##### Extrait du document #####
Algérie : 15 journalistes arrêtés pendant un sit‐in contre la censure

Nouveau signe de tension en Algérie à moins de deux mois de l’élection présidentielle. 15 journalistes locaux ont été interpellés par la police ce jeudi alors qu’ils participaient à un sit‐in pour dénoncer la « censure » que subissent les médias dans le pays.

Ils étaient une centaine, issus de médias audiovisuels comme écrits, publics comme privés, à s’être donné rendez‐vous dans un lieu symbolique : la Place de la liberté de la presse, proche du port d’Alger.

Équipés de pancartes « Non à la censure ! », « 4e pouvoir, pas une presse aux ordres », les manifestants ont dénoncé les attaques à la liberté de la presse qui visent actuellement leur profession. Ces restrictions concernent les journalistes qui couvrent les mouvements de contestation en Algérie et sont, selon eux, « imposées par (leur) hiérarchie».

A 81 ans et après avoir subi plusieurs AVC, Abdelaziz Bouteflika se présente pour un cinquième mandat consécutif à la tête du pays le 18 avril prochain. Une situation qui ne passe pas pour de nombreux Algériens. Depuis près d’une semaine, ils sont des dizaines de milliers à être descendus dans les rues pour protester contre cette nouvelle candidature jugée anti‐démocratique.
#####
-- Tâche à réaliser --
Dans l'article sur les journalistes arrêtés à Alger, renvoyez mot pour mot tout ce qui va de « Ils étaient une » jusqu'à « du port d’Alger. ».
##### Données fournies #####
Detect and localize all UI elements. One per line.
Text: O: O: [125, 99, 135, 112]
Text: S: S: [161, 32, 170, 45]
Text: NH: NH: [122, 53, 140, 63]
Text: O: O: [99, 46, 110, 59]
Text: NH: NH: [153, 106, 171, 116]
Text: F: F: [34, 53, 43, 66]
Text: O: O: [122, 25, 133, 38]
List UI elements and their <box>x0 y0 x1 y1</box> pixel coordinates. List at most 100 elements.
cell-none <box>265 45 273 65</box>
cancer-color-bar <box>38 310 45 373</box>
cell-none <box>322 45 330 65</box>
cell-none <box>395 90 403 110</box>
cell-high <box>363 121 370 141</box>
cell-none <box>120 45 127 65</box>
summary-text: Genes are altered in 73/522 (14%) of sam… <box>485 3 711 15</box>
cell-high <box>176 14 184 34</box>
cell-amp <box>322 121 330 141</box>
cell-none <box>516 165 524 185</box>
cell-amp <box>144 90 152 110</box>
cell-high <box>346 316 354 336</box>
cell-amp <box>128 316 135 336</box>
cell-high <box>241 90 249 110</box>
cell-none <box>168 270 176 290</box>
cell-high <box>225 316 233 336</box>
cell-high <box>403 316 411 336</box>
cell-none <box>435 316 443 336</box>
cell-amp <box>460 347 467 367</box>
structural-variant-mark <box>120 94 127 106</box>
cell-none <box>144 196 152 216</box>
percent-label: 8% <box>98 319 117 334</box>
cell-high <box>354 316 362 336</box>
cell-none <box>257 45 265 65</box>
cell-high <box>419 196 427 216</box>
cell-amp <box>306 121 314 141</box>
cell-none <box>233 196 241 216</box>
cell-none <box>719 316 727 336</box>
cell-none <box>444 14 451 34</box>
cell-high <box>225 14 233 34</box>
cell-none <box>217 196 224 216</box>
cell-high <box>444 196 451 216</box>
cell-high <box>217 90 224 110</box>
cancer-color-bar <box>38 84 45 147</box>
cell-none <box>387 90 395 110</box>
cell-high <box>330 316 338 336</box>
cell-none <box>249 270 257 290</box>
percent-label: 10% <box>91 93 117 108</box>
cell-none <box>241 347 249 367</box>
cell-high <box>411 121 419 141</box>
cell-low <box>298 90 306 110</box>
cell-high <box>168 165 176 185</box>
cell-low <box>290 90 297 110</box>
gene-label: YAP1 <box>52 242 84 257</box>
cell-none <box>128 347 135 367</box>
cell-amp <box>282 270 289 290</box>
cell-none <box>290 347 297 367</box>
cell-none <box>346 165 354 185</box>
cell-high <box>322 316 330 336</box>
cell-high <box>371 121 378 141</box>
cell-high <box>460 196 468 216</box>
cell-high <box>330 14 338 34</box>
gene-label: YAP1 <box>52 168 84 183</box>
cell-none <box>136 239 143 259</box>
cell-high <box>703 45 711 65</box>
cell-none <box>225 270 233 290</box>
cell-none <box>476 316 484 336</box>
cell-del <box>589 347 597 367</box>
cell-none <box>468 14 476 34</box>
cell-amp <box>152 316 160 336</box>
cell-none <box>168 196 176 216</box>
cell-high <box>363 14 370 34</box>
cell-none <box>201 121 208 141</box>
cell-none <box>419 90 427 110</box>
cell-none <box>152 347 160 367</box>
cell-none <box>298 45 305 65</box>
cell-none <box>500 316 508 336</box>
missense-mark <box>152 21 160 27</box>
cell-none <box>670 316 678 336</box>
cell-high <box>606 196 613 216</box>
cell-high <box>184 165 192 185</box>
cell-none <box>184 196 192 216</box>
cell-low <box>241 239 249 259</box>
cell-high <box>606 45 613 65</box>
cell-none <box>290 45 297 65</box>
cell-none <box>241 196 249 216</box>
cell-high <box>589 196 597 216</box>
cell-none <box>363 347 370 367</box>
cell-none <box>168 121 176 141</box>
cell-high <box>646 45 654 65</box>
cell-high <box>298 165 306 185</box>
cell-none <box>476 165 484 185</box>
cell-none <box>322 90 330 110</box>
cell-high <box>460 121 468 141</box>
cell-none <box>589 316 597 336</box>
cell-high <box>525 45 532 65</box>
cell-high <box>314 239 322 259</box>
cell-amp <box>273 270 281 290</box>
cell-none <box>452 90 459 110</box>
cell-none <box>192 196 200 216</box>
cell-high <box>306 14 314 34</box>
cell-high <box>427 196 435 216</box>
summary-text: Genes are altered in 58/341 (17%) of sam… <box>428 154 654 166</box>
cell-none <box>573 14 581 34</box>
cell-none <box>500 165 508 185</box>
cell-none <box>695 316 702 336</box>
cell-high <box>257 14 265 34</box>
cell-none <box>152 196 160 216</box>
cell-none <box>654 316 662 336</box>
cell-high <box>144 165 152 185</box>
#####
-- Résultat de tâche --
Ils étaient une centaine, issus de médias audiovisuels comme écrits, publics comme privés, à s’être donné rendez‐vous dans un lieu symbolique : la Place de la liberté de la presse, proche du port d’Alger.